• Exercise brief
Find each line of the records that contains the string "return", with case counting, and copy those lines out.

• Data to use
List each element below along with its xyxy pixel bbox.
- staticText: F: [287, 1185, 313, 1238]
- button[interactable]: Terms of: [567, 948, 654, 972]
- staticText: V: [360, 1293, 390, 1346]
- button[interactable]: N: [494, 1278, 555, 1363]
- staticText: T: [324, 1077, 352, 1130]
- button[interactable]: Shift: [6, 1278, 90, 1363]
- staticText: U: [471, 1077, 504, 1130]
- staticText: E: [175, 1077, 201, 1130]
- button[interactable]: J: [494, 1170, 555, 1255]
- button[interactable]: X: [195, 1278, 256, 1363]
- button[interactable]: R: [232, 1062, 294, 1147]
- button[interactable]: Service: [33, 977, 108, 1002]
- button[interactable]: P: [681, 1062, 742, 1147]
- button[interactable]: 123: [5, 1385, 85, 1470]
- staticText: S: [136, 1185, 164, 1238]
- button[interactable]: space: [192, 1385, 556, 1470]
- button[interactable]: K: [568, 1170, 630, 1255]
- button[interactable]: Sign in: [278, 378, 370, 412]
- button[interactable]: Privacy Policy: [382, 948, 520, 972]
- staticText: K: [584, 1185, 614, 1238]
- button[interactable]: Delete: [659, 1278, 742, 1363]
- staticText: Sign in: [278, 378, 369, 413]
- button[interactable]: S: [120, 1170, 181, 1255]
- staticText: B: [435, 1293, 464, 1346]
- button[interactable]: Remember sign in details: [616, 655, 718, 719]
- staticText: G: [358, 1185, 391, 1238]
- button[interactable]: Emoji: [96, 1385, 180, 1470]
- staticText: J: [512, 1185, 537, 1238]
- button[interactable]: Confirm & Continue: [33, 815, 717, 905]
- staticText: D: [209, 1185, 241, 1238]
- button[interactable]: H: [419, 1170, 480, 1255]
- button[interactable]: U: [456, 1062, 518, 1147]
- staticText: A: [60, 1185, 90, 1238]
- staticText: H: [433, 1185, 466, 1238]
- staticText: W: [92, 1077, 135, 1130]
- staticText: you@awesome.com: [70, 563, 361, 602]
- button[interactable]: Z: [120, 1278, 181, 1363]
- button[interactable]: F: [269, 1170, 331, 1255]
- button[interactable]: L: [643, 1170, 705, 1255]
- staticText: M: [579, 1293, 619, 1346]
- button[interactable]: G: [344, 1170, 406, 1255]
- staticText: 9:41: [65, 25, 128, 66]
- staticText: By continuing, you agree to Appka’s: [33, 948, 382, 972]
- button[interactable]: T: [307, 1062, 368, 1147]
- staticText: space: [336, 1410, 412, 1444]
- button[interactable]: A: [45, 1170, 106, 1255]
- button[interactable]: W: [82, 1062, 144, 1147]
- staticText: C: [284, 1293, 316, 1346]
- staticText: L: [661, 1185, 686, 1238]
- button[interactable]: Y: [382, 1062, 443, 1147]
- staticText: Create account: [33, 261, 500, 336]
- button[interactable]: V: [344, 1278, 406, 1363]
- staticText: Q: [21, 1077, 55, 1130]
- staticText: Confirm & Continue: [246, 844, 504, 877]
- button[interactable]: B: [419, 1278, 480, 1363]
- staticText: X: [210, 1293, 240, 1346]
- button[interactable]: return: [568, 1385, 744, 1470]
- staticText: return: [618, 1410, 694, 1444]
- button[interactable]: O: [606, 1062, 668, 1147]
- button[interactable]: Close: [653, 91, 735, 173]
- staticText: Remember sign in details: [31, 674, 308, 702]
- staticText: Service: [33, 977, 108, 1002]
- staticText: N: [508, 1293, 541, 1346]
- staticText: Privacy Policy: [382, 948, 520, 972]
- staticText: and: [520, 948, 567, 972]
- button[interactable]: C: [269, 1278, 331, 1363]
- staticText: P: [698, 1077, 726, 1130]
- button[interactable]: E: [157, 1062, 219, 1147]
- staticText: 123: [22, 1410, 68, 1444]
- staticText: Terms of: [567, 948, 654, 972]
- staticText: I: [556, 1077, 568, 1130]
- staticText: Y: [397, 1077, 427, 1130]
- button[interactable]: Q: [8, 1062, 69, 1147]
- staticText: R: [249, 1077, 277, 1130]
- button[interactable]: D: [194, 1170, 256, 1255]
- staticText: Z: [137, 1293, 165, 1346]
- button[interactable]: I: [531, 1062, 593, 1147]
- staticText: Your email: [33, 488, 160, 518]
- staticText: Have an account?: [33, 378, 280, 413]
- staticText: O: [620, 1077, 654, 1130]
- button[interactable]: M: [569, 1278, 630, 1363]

• Output of the exercise
- button[interactable]: return: [568, 1385, 744, 1470]
- staticText: return: [618, 1410, 694, 1444]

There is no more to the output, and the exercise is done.